━━━━━ Text provided

The topic of Data Representations for Data Structures in a programming language is an important part of the curriculum of a traditional second course in computer programming. See [CSC-300](http://catalog.salve.edu/preview_course_nopop.php?catoid=18&coid=19057) in the Salve catalog. An accecible reference is *Problem Solving with Algorithms and Data Structures using Python* by Miller and Ranum, [available for free at Runestone](https://runestone.academy/runestone/books/published/pythonds/index.html).



## An implementation of Decision Trees

Here we show the first steps in implementing a decision tree. The remaining details are left for you to complete in mini-project 5. For implementing decision trees in Python, a suitable representation needs to be chosen. In this notebook we show a possible approach using Pandas dataframes (to store data) and Python classes (to define the trees' data structure).

In [None]:
import pandas as pd
import numpy as np
from math import log2

Below are all the functions we are going to use.

In [None]:
def gains(df,columns,target):
    entro = np.array([entropy_split(df,target,col) for col in columns])
    d = dict(zip(columns,entropy(df,target,target)-entro))
    # print(sorted(d, key=d.get,reverse=True))
    return max(d, key=d.get)

#entropy of split
def entropy_split(df,target,column):
    weights = df[column].value_counts(normalize=True)
    entropies = np.array([-df[df[column]==i][target]
                .value_counts(normalize=True).apply(lambda x: x*log2(x)).sum()
                for i in weights.index])
    return sum(weights*entropies)

def entropy(df,column,target=None):
    if target == None: target = column
    proportions = df[column].value_counts(normalize=True)
    return -sum([i*log2(i) for i in proportions])

━━━━━━━━━━
━━━━━ Records shown

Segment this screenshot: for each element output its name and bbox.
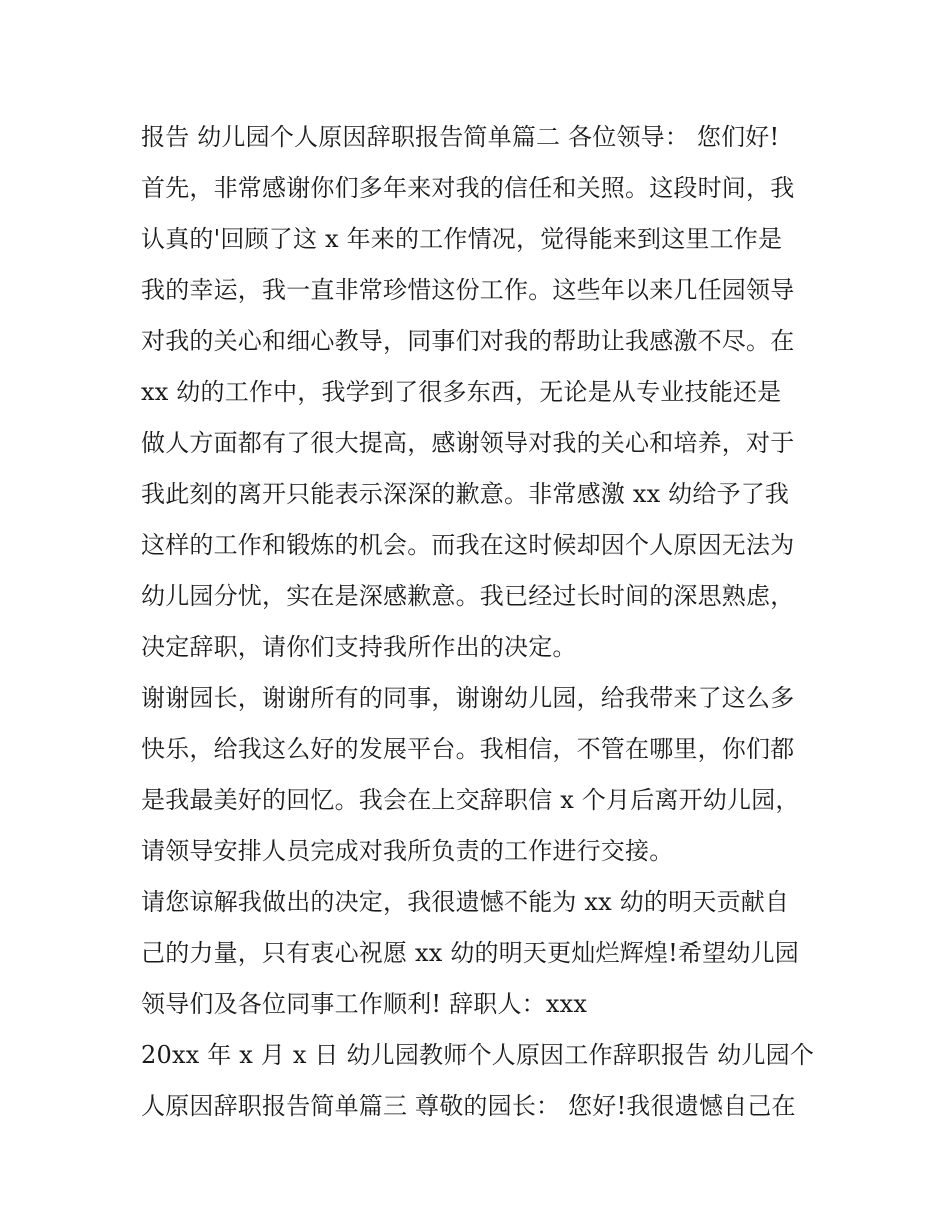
text-line: 是我最美好的回忆。我会在上交辞职信 x 个月后离开幼儿园，	[141, 786, 800, 814]
text-line: 报告 幼儿园个人原因辞职报告简单篇二 各位领导： 您们好!	[141, 123, 780, 151]
text-line: 做人方面都有了很大提高，感谢领导对我的关心和培养，对于	[141, 429, 795, 457]
text-line: xx 幼的工作中，我学到了很多东西，无论是从专业技能还是	[141, 378, 782, 406]
text-line: 决定辞职，请你们支持我所作出的决定。	[141, 633, 577, 661]
text-line: 幼儿园分忧，实在是深感歉意。我已经过长时间的深思熟虑，	[141, 582, 795, 610]
text-line: 我此刻的离开只能表示深深的歉意。非常感激 xx 幼给予了我	[141, 480, 790, 508]
document-body	[141, 112, 821, 1132]
text-line: 这样的工作和锻炼的机会。而我在这时候却因个人原因无法为	[141, 531, 795, 559]
text-line: 快乐，给我这么好的发展平台。我相信，不管在哪里，你们都	[141, 735, 795, 763]
text-line: 人原因辞职报告简单篇三 尊敬的园长： 您好!我很遗憾自己在	[141, 1092, 796, 1120]
text-line: 对我的关心和细心教导，同事们对我的帮助让我感激不尽。在	[141, 327, 795, 355]
text-line: 请领导安排人员完成对我所负责的工作进行交接。	[141, 837, 674, 865]
text-line: 领导们及各位同事工作顺利! 辞职人：xxx	[141, 990, 588, 1018]
text-line: 请您谅解我做出的决定，我很遗憾不能为 xx 幼的明天贡献自	[141, 888, 790, 916]
text-line: 谢谢园长，谢谢所有的同事，谢谢幼儿园，给我带来了这么多	[141, 684, 795, 712]
text-line: 20xx 年 x 月 x 日 幼儿园教师个人原因工作辞职报告 幼儿园个	[141, 1041, 815, 1069]
text-line: 己的力量，只有衷心祝愿 xx 幼的明天更灿烂辉煌!希望幼儿园	[141, 939, 799, 967]
text-line: 我的幸运，我一直非常珍惜这份工作。这些年以来几任园领导	[141, 276, 795, 304]
text-line: 认真的'回顾了这 x 年来的工作情况，觉得能来到这里工作是	[141, 225, 783, 253]
text-line: 首先，非常感谢你们多年来对我的信任和关照。这段时间，我	[141, 174, 795, 202]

━━━━━━━━━━

Things to do:
1. In the decision tree text, restate the part that opens with the words containing "entropies = np.array([-df[df[column]==i][target]" and closes with "proportions = df[column].value_counts(normalize=True)", switching "entropies" to "split_entropies".
2. According to the decision tree text, what does the notebook use to store data?
3. Translate this sentence from the decision tree text into Spanish: "For implementing decision trees in Python, a suitable representation needs to be chosen."

Answer list:
1.
split_entropies = np.array([-df[df[column]==i][target]
                .value_counts(normalize=True).apply(lambda x: x*log2(x)).sum()
                for i in weights.index])
    return sum(weights*split_entropies)

def entropy(df,column,target=None):
    if target == None: target = column
    proportions = df[column].value_counts(normalize=True)

2. Pandas dataframes.

3. Para implementar árboles de decisión en Python, es necesario elegir una representación adecuada.